Can you print every record below exactly as written?
---------- EXERCISE INPUT ----------
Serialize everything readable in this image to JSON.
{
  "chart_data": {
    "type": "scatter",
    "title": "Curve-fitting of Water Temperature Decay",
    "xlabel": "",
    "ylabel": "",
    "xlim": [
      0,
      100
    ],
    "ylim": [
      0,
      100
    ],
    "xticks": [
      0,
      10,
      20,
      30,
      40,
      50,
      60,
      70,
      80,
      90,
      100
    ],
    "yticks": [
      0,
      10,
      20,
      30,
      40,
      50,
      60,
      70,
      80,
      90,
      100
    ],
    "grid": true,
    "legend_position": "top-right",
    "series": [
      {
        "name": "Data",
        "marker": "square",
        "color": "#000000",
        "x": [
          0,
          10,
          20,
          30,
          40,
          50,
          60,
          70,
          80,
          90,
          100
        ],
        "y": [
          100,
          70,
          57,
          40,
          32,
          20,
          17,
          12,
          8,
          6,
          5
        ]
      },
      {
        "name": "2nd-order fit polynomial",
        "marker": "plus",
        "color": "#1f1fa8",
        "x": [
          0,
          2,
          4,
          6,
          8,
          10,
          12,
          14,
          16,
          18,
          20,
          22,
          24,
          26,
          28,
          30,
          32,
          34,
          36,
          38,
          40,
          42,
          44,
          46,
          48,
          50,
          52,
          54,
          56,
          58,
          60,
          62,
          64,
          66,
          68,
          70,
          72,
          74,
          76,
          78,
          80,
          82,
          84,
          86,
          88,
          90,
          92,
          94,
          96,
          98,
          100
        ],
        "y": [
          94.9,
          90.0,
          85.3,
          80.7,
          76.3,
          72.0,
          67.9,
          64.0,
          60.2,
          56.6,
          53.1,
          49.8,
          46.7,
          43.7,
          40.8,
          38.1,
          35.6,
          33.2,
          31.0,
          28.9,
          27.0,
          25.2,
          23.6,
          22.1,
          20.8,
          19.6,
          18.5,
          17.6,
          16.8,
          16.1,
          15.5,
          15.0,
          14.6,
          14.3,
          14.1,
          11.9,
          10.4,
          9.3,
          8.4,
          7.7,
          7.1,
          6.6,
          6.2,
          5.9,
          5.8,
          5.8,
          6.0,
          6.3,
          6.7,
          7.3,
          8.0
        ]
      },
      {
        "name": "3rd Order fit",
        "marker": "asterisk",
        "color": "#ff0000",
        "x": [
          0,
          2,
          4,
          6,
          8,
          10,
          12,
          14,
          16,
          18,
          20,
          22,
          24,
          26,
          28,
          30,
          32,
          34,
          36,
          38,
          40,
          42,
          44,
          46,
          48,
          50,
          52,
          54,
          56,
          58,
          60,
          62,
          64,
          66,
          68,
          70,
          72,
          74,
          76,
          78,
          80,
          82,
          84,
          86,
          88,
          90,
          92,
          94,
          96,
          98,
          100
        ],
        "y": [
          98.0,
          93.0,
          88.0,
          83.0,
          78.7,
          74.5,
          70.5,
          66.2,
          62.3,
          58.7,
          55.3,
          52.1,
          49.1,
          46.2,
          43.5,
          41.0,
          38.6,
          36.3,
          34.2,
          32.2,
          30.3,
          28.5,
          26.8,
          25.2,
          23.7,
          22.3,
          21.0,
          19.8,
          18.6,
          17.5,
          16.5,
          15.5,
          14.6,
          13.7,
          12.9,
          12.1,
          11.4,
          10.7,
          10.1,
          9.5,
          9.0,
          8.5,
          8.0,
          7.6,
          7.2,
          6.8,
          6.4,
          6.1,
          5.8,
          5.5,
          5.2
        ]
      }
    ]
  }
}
----------
- [SOLVED PROBLEM]
Serialize everything readable in this image to JSON.
{
  "chart_data": {
    "type": "scatter",
    "title": "Curve-fitting of Water Temperature Decay",
    "xlabel": "",
    "ylabel": "",
    "xlim": [
      0,
      100
    ],
    "ylim": [
      0,
      100
    ],
    "xticks": [
      0,
      10,
      20,
      30,
      40,
      50,
      60,
      70,
      80,
      90,
      100
    ],
    "yticks": [
      0,
      10,
      20,
      30,
      40,
      50,
      60,
      70,
      80,
      90,
      100
    ],
    "grid": true,
    "legend_position": "top-right",
    "series": [
      {
        "name": "Data",
        "marker": "square",
        "color": "#000000",
        "x": [
          0,
          10,
          20,
          30,
          40,
          50,
          60,
          70,
          80,
          90,
          100
        ],
        "y": [
          100,
          70,
          57,
          40,
          32,
          20,
          17,
          12,
          8,
          6,
          5
        ]
      },
      {
        "name": "2nd-order fit polynomial",
        "marker": "plus",
        "color": "#1f1fa8",
        "x": [
          0,
          2,
          4,
          6,
          8,
          10,
          12,
          14,
          16,
          18,
          20,
          22,
          24,
          26,
          28,
          30,
          32,
          34,
          36,
          38,
          40,
          42,
          44,
          46,
          48,
          50,
          52,
          54,
          56,
          58,
          60,
          62,
          64,
          66,
          68,
          70,
          72,
          74,
          76,
          78,
          80,
          82,
          84,
          86,
          88,
          90,
          92,
          94,
          96,
          98,
          100
        ],
        "y": [
          94.9,
          90.0,
          85.3,
          80.7,
          76.3,
          72.0,
          67.9,
          64.0,
          60.2,
          56.6,
          53.1,
          49.8,
          46.7,
          43.7,
          40.8,
          38.1,
          35.6,
          33.2,
          31.0,
          28.9,
          27.0,
          25.2,
          23.6,
          22.1,
          20.8,
          19.6,
          18.5,
          17.6,
          16.8,
          16.1,
          15.5,
          15.0,
          14.6,
          14.3,
          14.1,
          11.9,
          10.4,
          9.3,
          8.4,
          7.7,
          7.1,
          6.6,
          6.2,
          5.9,
          5.8,
          5.8,
          6.0,
          6.3,
          6.7,
          7.3,
          8.0
        ]
      },
      {
        "name": "3rd Order fit",
        "marker": "asterisk",
        "color": "#ff0000",
        "x": [
          0,
          2,
          4,
          6,
          8,
          10,
          12,
          14,
          16,
          18,
          20,
          22,
          24,
          26,
          28,
          30,
          32,
          34,
          36,
          38,
          40,
          42,
          44,
          46,
          48,
          50,
          52,
          54,
          56,
          58,
          60,
          62,
          64,
          66,
          68,
          70,
          72,
          74,
          76,
          78,
          80,
          82,
          84,
          86,
          88,
          90,
          92,
          94,
          96,
          98,
          100
        ],
        "y": [
          98.0,
          93.0,
          88.0,
          83.0,
          78.7,
          74.5,
          70.5,
          66.2,
          62.3,
          58.7,
          55.3,
          52.1,
          49.1,
          46.2,
          43.5,
          41.0,
          38.6,
          36.3,
          34.2,
          32.2,
          30.3,
          28.5,
          26.8,
          25.2,
          23.7,
          22.3,
          21.0,
          19.8,
          18.6,
          17.5,
          16.5,
          15.5,
          14.6,
          13.7,
          12.9,
          12.1,
          11.4,
          10.7,
          10.1,
          9.5,
          9.0,
          8.5,
          8.0,
          7.6,
          7.2,
          6.8,
          6.4,
          6.1,
          5.8,
          5.5,
          5.2
        ]
      }
    ]
  }
}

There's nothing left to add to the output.